### [Records for this task]
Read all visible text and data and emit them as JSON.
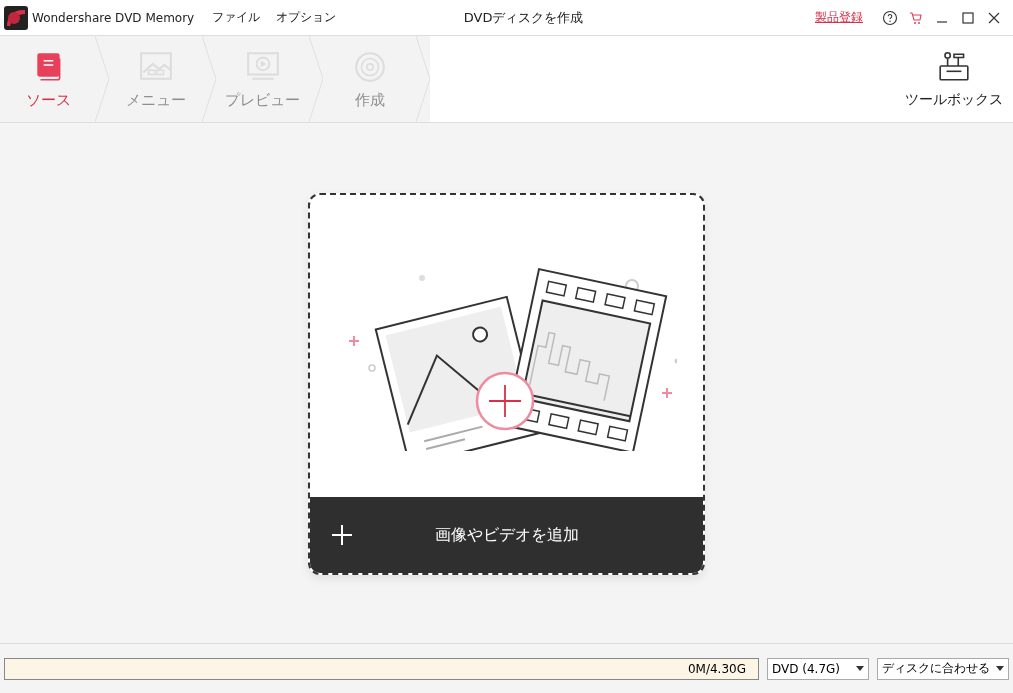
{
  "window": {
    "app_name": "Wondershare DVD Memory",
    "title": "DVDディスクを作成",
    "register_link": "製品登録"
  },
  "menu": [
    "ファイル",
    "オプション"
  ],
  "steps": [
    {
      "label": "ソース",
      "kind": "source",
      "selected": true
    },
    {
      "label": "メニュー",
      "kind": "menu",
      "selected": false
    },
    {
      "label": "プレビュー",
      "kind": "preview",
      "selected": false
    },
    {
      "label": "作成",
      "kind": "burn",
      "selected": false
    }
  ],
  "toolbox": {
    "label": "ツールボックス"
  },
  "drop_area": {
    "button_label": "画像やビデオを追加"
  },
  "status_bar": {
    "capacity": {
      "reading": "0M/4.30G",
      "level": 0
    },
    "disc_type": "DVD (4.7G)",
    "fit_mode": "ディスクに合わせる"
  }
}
==
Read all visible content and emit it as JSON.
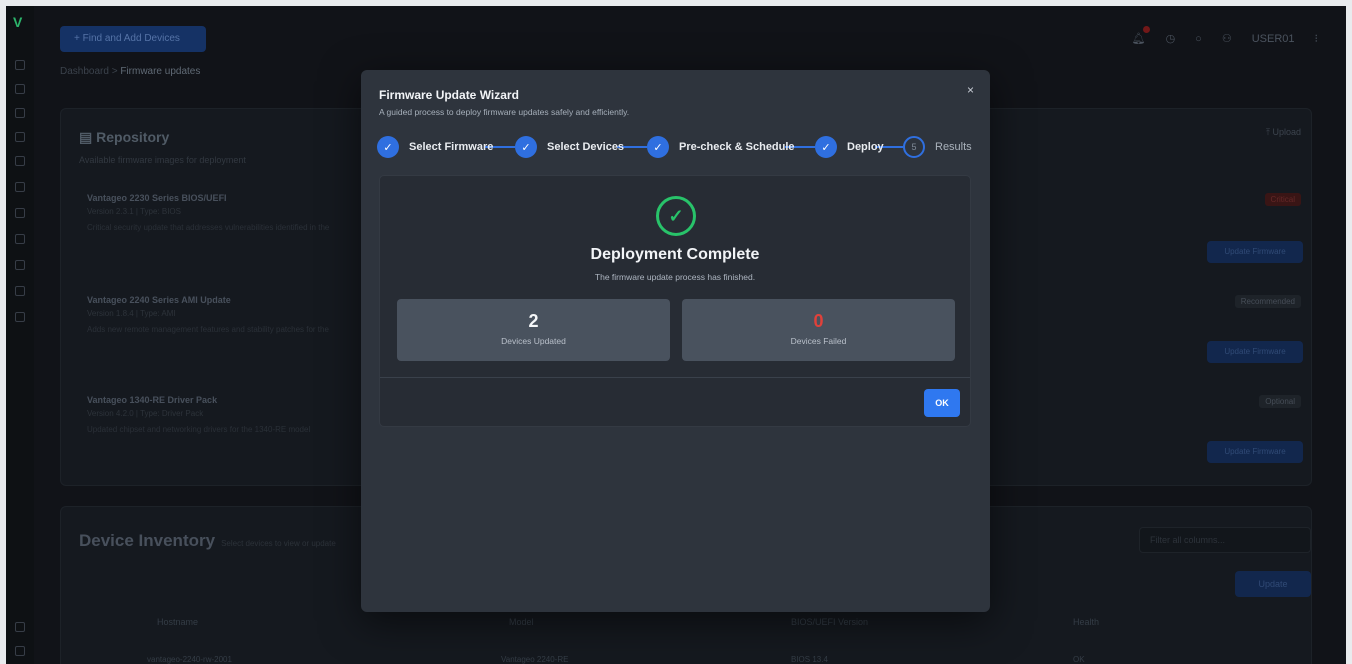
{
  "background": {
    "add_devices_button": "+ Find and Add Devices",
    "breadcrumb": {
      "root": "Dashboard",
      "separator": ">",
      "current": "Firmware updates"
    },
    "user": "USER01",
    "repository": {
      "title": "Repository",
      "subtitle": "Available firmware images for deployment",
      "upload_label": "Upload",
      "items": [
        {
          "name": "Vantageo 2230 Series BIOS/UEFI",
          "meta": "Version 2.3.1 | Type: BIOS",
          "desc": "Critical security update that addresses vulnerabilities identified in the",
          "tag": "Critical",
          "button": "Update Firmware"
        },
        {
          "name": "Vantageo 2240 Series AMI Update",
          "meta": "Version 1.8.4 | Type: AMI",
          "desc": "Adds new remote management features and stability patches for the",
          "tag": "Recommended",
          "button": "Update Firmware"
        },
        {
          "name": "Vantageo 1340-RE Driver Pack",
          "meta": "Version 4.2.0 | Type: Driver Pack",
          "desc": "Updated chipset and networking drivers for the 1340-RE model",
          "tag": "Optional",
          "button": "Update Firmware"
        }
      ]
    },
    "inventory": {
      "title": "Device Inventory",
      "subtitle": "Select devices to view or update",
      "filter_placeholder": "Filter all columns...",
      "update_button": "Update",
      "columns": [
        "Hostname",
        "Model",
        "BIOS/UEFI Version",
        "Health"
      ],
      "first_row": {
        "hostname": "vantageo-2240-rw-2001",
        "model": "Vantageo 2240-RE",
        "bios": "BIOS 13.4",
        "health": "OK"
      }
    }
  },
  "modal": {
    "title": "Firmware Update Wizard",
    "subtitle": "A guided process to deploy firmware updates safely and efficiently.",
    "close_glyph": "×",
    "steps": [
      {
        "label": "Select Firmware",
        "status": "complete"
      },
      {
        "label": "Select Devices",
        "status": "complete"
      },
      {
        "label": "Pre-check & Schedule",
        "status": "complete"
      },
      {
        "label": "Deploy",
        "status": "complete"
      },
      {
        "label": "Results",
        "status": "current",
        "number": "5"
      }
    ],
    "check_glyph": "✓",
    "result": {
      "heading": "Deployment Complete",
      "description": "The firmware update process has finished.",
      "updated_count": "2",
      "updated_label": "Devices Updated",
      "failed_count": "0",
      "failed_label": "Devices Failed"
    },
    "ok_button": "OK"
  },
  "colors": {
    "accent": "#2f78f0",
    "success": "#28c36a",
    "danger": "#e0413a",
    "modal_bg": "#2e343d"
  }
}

### [Stated problem]
Going through the data above, count the lines where the string "updates" appears, and answer with only that number.

### [Reply]
2